WRITTEN TASK ▸ Write out exactly the lines running from the one that contains "Read all visible content and emit it as JSON." through the end of the material.

RECORDS SHOWN ▸
· · · · ·

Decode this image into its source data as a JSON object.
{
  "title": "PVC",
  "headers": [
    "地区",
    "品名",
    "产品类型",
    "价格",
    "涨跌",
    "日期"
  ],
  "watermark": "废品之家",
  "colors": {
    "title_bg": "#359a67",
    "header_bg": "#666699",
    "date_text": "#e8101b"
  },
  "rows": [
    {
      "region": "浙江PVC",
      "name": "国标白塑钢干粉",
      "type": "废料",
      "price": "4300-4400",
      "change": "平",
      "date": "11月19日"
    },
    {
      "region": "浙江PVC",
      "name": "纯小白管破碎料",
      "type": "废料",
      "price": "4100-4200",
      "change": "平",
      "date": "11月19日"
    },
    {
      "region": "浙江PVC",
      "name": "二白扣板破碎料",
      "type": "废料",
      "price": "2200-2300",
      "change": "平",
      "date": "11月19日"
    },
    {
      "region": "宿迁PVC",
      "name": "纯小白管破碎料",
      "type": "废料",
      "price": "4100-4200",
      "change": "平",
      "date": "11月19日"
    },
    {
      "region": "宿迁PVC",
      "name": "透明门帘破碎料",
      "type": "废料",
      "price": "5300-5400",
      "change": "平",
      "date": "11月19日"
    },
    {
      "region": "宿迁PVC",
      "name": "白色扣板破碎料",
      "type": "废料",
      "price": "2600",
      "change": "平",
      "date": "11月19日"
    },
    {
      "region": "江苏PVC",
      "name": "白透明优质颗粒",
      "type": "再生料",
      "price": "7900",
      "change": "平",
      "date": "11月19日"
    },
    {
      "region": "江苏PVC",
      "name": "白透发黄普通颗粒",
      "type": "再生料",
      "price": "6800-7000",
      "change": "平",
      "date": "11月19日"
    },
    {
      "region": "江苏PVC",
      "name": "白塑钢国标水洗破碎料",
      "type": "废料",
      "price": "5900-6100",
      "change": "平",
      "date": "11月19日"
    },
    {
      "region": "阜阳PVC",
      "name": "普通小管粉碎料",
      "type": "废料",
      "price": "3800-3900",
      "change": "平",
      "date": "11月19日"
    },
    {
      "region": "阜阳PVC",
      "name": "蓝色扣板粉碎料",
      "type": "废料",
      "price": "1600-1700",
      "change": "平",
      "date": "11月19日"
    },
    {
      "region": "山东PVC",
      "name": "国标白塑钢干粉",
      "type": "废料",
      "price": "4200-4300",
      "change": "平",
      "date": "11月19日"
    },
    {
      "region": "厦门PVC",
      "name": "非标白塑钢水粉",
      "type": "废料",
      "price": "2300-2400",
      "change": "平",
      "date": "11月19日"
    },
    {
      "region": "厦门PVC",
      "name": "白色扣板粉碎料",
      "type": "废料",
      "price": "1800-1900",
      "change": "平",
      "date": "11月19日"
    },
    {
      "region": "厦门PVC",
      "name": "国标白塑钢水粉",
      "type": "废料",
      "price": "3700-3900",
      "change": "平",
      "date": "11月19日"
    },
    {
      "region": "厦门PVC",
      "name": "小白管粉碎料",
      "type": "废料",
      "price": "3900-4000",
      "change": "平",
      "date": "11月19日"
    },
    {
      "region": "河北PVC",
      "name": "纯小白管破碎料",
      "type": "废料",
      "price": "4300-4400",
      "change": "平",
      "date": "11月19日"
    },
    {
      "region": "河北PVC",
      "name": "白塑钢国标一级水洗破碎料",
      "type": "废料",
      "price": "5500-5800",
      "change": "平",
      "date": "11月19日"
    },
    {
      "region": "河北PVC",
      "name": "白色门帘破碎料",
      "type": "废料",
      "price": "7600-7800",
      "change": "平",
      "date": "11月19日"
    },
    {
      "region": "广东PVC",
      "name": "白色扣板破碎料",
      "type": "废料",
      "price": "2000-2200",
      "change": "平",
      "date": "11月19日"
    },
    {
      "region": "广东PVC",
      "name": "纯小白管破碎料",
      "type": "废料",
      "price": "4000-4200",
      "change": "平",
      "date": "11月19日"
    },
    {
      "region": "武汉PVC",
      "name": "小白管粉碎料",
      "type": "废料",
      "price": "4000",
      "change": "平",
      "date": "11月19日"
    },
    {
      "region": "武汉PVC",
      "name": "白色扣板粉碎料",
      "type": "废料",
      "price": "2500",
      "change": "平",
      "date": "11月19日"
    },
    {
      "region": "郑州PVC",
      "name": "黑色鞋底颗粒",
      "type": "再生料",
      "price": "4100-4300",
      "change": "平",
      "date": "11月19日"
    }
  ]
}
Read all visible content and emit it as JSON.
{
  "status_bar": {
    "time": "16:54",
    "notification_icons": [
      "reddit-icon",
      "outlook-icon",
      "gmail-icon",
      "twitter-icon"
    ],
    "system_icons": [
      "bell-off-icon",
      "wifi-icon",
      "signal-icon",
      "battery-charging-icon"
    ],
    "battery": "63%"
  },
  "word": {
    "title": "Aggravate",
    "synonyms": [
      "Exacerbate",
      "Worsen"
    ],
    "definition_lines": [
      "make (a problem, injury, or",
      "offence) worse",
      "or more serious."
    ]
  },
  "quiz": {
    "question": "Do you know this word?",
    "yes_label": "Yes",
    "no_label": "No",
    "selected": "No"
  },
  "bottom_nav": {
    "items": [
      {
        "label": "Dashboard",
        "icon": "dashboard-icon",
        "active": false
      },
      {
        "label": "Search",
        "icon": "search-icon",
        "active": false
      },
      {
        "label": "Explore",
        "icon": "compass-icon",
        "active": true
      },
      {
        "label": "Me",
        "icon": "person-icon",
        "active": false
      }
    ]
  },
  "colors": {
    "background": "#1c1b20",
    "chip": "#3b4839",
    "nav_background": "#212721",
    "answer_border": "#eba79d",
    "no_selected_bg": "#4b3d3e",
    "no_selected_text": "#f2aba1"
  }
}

· · · · ·

WRITTEN RESPONSE ▸
Read all visible content and emit it as JSON.
{
  "status_bar": {
    "time": "16:54",
    "notification_icons": [
      "reddit-icon",
      "outlook-icon",
      "gmail-icon",
      "twitter-icon"
    ],
    "system_icons": [
      "bell-off-icon",
      "wifi-icon",
      "signal-icon",
      "battery-charging-icon"
    ],
    "battery": "63%"
  },
  "word": {
    "title": "Aggravate",
    "synonyms": [
      "Exacerbate",
      "Worsen"
    ],
    "definition_lines": [
      "make (a problem, injury, or",
      "offence) worse",
      "or more serious."
    ]
  },
  "quiz": {
    "question": "Do you know this word?",
    "yes_label": "Yes",
    "no_label": "No",
    "selected": "No"
  },
  "bottom_nav": {
    "items": [
      {
        "label": "Dashboard",
        "icon": "dashboard-icon",
        "active": false
      },
      {
        "label": "Search",
        "icon": "search-icon",
        "active": false
      },
      {
        "label": "Explore",
        "icon": "compass-icon",
        "active": true
      },
      {
        "label": "Me",
        "icon": "person-icon",
        "active": false
      }
    ]
  },
  "colors": {
    "background": "#1c1b20",
    "chip": "#3b4839",
    "nav_background": "#212721",
    "answer_border": "#eba79d",
    "no_selected_bg": "#4b3d3e",
    "no_selected_text": "#f2aba1"
  }
}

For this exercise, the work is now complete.